----- Data for this task

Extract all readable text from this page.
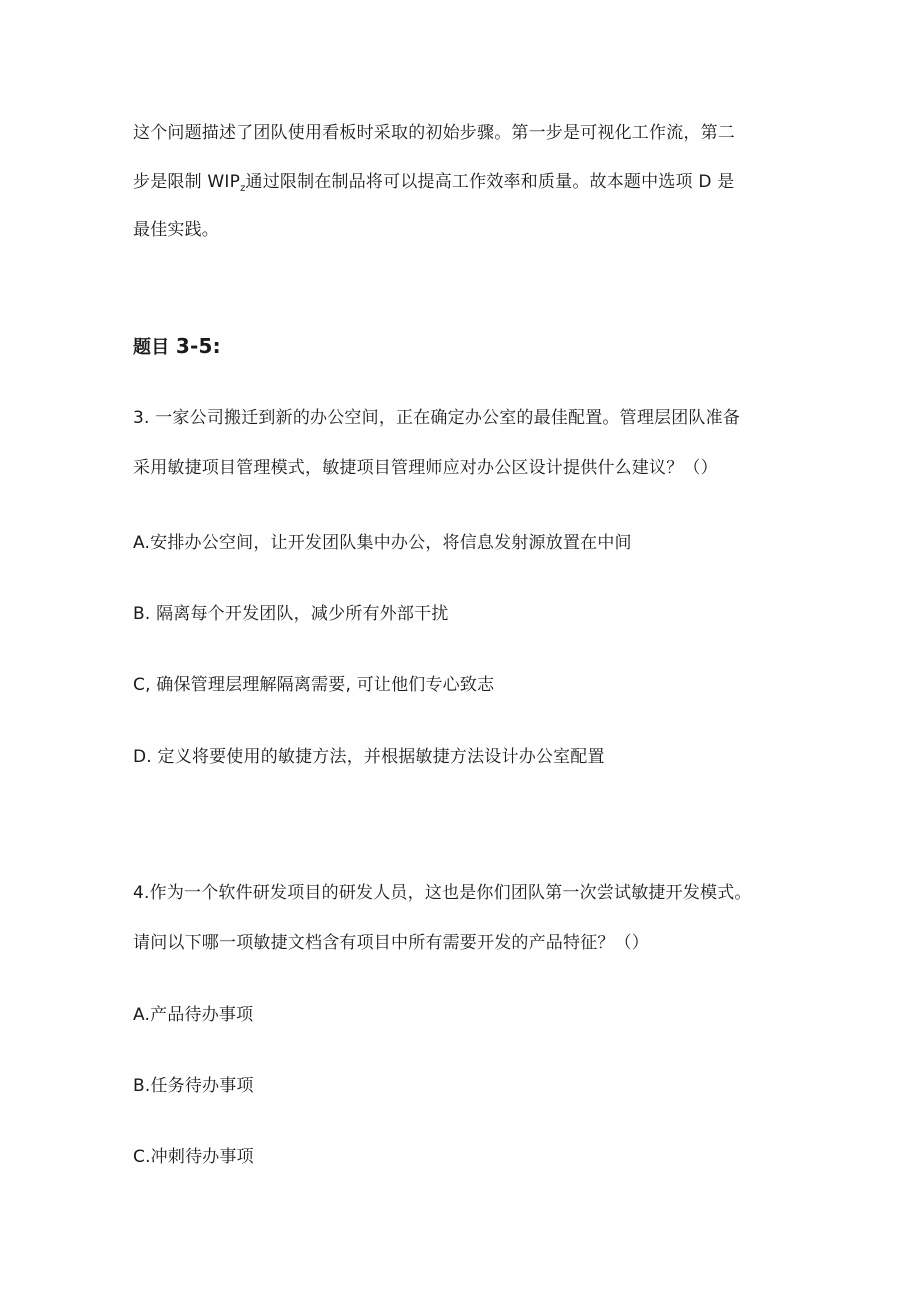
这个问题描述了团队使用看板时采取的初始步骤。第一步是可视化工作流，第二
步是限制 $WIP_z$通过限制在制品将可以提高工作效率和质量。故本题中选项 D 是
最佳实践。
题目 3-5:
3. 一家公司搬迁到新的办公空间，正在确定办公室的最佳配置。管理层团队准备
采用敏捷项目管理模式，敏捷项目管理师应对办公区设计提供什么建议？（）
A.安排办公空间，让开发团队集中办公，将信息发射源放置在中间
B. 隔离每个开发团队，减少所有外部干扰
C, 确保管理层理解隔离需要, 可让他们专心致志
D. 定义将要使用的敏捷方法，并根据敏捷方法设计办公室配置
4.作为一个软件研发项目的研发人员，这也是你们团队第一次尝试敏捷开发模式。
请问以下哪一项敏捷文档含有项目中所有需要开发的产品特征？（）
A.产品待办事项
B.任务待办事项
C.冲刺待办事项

----------

Make an exact copy of every record, pictures excluded.

Extract all readable text from this page.
这个问题描述了团队使用看板时采取的初始步骤。第一步是可视化工作流，第二
步是限制 $WIP_z$通过限制在制品将可以提高工作效率和质量。故本题中选项 D 是
最佳实践。
题目 3-5:
3. 一家公司搬迁到新的办公空间，正在确定办公室的最佳配置。管理层团队准备
采用敏捷项目管理模式，敏捷项目管理师应对办公区设计提供什么建议？（）
A.安排办公空间，让开发团队集中办公，将信息发射源放置在中间
B. 隔离每个开发团队，减少所有外部干扰
C, 确保管理层理解隔离需要, 可让他们专心致志
D. 定义将要使用的敏捷方法，并根据敏捷方法设计办公室配置
4.作为一个软件研发项目的研发人员，这也是你们团队第一次尝试敏捷开发模式。
请问以下哪一项敏捷文档含有项目中所有需要开发的产品特征？（）
A.产品待办事项
B.任务待办事项
C.冲刺待办事项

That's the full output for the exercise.